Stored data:
_ _ _

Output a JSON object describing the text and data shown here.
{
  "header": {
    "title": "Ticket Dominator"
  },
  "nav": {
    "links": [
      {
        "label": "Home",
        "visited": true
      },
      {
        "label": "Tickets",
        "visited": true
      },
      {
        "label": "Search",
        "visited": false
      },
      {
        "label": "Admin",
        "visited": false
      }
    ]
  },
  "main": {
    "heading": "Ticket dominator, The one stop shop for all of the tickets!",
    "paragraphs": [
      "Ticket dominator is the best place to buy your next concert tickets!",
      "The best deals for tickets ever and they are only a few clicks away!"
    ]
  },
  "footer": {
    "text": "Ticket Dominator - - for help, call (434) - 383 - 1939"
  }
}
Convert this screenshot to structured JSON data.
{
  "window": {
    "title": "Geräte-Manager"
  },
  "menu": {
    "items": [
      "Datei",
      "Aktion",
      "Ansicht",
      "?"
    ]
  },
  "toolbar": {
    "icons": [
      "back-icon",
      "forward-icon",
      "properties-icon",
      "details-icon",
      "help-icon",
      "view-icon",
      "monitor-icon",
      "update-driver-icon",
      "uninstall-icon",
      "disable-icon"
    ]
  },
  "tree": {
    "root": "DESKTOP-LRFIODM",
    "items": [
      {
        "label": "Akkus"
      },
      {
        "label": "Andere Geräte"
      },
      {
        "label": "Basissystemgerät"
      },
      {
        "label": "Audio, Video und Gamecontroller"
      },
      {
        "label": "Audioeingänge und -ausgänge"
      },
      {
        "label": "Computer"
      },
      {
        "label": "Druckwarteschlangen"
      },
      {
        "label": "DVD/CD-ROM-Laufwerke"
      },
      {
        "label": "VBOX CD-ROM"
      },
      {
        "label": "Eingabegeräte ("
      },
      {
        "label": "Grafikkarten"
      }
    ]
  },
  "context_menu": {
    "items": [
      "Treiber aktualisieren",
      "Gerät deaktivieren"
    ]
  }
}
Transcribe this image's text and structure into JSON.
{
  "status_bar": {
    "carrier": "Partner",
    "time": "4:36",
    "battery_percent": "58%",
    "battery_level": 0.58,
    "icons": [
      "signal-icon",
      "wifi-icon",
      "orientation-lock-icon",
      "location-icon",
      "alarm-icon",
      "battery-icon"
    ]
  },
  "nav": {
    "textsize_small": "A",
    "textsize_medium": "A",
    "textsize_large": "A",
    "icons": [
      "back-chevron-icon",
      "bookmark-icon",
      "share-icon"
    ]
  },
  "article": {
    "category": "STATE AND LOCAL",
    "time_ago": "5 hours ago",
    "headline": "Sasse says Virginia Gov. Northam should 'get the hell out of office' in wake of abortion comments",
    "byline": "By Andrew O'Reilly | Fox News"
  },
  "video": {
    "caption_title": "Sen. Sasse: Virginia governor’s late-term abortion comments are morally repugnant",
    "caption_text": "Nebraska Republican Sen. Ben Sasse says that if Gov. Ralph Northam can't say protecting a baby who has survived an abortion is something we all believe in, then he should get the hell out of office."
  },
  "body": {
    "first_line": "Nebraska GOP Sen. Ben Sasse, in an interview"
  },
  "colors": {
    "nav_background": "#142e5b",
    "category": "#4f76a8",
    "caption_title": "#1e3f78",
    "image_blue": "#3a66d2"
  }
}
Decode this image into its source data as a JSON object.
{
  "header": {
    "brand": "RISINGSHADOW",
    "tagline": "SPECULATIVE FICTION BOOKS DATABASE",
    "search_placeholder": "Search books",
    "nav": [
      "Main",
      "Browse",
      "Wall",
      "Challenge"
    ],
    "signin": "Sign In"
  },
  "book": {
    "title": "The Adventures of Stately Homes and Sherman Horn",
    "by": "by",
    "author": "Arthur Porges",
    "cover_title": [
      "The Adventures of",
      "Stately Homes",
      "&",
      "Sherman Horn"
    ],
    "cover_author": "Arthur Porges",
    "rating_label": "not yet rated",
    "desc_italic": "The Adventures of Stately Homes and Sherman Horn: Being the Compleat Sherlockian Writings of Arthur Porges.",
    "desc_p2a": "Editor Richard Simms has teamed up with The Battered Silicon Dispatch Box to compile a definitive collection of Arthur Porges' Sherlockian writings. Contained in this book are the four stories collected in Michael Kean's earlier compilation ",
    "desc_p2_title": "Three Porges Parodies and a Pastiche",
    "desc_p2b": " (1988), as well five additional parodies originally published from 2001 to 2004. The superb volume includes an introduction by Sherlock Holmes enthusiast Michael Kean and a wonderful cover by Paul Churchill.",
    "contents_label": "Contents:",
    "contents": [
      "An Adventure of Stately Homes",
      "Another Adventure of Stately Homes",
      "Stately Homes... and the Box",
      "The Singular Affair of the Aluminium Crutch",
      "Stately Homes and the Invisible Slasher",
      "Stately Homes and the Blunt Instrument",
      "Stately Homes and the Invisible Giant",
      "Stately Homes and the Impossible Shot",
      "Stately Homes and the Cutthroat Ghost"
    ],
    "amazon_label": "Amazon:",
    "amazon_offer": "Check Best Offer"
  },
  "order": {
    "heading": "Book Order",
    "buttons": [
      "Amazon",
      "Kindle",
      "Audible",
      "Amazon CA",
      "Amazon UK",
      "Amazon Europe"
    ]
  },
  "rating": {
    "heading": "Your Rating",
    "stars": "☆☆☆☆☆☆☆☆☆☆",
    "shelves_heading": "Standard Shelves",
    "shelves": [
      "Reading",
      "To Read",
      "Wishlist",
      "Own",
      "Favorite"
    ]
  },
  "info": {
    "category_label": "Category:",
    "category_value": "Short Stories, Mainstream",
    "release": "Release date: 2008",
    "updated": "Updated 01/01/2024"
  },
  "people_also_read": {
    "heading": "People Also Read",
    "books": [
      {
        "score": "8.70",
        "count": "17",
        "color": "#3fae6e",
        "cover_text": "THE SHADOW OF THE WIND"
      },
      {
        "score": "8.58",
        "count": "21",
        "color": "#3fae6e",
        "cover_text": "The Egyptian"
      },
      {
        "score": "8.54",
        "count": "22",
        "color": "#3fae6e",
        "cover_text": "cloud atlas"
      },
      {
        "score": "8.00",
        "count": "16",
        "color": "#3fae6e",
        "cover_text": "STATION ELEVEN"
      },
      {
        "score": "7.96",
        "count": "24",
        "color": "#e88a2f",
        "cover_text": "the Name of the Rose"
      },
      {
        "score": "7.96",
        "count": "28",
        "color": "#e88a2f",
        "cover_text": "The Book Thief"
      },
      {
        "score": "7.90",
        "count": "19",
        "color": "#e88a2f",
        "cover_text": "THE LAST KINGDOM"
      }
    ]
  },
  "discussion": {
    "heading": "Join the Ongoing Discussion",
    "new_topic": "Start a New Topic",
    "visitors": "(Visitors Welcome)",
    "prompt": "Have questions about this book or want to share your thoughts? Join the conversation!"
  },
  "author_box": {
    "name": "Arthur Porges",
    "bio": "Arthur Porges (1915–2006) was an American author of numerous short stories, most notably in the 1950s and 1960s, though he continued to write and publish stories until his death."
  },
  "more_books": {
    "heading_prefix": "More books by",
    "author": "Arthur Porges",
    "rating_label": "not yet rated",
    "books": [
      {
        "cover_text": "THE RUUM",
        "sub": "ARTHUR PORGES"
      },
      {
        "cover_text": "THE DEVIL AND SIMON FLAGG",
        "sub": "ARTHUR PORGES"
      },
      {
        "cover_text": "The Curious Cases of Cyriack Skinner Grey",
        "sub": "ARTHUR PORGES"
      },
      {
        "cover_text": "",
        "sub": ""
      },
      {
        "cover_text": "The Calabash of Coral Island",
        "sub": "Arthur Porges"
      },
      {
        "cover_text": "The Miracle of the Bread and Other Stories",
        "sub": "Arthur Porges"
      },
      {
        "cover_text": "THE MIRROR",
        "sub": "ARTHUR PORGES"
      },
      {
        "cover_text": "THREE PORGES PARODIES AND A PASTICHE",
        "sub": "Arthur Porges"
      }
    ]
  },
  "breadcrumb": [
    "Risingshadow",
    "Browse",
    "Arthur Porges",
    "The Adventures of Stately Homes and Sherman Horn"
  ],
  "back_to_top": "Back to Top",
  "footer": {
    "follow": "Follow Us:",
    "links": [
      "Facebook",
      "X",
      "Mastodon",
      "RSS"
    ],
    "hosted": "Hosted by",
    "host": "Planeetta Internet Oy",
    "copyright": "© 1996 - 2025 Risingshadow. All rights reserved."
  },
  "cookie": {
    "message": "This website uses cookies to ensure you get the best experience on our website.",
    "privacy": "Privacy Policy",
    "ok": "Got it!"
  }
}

_ _ _

◆ **DESCRIPTION OF THE TASK**
Gather from the entries above all lines that include the string "Adventures".

◆ **SOLUTION FOR THIS EXERCISE**
    "title": "The Adventures of Stately Homes and Sherman Horn",
      "The Adventures of",
    "desc_italic": "The Adventures of Stately Homes and Sherman Horn: Being the Compleat Sherlockian Writings of Arthur Porges.",
    "The Adventures of Stately Homes and Sherman Horn"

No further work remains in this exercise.